#### Task statement:
Return every line below in which "roles" appears.

#### Dataset excerpts:
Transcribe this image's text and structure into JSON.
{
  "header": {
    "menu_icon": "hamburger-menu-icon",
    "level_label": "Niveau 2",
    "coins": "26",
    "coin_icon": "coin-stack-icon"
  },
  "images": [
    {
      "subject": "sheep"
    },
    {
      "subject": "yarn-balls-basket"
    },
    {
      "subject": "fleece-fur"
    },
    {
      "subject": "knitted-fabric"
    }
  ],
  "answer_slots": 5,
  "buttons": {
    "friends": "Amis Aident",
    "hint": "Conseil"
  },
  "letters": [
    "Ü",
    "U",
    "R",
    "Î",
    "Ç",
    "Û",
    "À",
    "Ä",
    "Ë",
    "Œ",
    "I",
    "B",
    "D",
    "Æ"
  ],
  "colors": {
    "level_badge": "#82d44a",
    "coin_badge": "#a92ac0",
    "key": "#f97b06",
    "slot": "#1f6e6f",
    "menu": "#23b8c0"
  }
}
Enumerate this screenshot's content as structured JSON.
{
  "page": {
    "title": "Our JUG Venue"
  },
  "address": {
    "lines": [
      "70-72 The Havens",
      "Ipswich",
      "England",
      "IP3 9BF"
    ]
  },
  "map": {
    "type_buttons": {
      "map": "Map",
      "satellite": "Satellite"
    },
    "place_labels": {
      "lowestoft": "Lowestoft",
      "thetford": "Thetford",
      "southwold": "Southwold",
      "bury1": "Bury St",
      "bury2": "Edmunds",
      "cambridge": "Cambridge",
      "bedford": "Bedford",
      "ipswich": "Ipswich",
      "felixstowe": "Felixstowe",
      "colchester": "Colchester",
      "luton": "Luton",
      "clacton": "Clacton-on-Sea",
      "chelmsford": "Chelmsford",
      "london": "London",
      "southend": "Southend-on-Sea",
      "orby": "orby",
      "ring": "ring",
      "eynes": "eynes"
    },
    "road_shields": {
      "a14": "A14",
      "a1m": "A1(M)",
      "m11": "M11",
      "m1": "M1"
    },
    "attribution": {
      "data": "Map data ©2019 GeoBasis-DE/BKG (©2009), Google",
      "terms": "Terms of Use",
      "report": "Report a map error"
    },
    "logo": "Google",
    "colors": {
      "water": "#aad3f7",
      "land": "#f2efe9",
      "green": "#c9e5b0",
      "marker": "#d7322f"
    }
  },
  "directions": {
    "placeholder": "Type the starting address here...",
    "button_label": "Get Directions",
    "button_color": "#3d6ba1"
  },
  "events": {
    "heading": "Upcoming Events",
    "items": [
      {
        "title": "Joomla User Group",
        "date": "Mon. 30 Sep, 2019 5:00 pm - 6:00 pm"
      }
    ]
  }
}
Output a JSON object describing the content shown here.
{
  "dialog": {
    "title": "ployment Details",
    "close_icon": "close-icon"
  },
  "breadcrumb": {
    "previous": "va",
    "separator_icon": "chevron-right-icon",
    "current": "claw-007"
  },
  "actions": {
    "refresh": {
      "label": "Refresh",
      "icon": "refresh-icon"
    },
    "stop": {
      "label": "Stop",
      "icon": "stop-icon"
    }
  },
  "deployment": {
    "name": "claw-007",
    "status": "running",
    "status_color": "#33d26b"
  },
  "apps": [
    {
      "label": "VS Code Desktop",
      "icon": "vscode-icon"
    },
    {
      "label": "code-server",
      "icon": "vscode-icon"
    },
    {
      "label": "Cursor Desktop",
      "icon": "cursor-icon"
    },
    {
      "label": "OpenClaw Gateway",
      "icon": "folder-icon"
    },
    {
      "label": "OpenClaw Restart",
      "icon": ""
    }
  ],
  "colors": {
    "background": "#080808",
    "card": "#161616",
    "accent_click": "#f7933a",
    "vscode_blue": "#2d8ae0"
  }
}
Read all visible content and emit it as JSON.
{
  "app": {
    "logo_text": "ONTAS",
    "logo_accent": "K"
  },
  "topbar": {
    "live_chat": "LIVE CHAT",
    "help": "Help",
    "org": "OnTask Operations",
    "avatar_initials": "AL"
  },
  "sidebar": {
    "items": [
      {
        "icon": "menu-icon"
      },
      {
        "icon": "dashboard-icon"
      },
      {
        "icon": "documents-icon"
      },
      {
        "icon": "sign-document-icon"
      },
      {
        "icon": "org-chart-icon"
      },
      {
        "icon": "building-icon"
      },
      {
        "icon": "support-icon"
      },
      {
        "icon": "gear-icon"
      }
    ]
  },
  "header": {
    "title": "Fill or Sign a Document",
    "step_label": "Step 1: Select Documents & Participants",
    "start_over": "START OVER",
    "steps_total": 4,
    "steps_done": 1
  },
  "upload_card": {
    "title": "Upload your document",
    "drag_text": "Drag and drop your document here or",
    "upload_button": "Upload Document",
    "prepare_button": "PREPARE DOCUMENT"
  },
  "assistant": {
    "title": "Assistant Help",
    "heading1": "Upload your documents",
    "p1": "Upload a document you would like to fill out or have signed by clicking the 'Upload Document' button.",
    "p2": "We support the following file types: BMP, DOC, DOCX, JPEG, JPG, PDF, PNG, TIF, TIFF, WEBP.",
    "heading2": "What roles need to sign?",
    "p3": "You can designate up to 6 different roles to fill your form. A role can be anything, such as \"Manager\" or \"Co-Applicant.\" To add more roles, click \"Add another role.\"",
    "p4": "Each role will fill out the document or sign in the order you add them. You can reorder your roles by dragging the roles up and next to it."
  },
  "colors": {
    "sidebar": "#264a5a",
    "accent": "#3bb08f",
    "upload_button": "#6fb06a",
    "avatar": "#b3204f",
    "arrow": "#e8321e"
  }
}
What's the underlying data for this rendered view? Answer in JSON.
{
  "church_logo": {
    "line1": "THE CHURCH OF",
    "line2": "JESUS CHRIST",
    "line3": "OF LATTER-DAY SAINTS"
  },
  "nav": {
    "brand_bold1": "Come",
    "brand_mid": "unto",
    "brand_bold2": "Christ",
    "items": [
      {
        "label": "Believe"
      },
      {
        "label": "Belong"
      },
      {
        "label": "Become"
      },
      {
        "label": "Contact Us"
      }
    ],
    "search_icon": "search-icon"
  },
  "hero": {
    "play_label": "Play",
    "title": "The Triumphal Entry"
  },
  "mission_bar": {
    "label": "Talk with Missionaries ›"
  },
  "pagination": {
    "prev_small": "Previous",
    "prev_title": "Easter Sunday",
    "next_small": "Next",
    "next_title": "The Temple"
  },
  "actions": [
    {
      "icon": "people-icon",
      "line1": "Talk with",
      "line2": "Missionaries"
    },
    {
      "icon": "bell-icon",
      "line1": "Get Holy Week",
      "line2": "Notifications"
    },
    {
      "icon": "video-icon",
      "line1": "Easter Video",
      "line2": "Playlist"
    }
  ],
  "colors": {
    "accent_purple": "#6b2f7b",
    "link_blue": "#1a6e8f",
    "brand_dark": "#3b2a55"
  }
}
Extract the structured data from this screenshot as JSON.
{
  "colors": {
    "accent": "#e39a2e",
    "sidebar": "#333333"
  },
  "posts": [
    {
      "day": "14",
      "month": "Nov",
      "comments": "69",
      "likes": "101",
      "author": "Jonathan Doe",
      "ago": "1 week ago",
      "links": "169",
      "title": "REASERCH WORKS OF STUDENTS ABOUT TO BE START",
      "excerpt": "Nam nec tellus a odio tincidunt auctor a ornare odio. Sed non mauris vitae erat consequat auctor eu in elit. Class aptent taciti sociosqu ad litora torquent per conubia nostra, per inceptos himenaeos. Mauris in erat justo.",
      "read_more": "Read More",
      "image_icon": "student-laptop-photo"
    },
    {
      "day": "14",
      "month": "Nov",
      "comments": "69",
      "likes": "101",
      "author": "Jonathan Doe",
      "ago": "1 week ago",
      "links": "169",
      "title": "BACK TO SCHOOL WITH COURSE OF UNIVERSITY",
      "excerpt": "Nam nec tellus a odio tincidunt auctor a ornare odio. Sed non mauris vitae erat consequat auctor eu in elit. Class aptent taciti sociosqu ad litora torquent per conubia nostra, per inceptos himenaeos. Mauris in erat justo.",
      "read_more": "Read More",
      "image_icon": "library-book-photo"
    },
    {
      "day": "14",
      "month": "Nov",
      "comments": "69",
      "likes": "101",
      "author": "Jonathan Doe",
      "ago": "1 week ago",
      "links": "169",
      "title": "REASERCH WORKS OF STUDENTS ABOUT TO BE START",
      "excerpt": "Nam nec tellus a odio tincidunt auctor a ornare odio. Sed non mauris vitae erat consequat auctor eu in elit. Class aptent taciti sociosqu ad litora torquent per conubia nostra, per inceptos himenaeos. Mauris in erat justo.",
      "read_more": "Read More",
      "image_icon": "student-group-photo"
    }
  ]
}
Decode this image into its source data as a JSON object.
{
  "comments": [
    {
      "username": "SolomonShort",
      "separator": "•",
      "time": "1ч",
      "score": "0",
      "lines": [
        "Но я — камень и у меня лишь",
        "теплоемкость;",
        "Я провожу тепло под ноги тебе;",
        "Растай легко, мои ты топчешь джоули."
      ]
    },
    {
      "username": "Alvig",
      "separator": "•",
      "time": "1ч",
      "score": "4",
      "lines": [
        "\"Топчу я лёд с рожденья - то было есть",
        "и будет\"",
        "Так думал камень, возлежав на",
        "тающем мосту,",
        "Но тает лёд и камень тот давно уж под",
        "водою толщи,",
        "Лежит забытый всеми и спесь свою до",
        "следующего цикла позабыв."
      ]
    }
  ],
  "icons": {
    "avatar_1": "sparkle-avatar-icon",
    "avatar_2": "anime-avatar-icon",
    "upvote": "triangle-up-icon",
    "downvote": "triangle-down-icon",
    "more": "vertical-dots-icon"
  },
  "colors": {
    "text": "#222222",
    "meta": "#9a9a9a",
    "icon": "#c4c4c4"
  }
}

#### Reply to the exercise:
    "heading2": "What roles need to sign?",
    "p3": "You can designate up to 6 different roles to fill your form. A role can be anything, such as \"Manager\" or \"Co-Applicant.\" To add more roles, click \"Add another role.\"",
    "p4": "Each role will fill out the document or sign in the order you add them. You can reorder your roles by dragging the roles up and next to it."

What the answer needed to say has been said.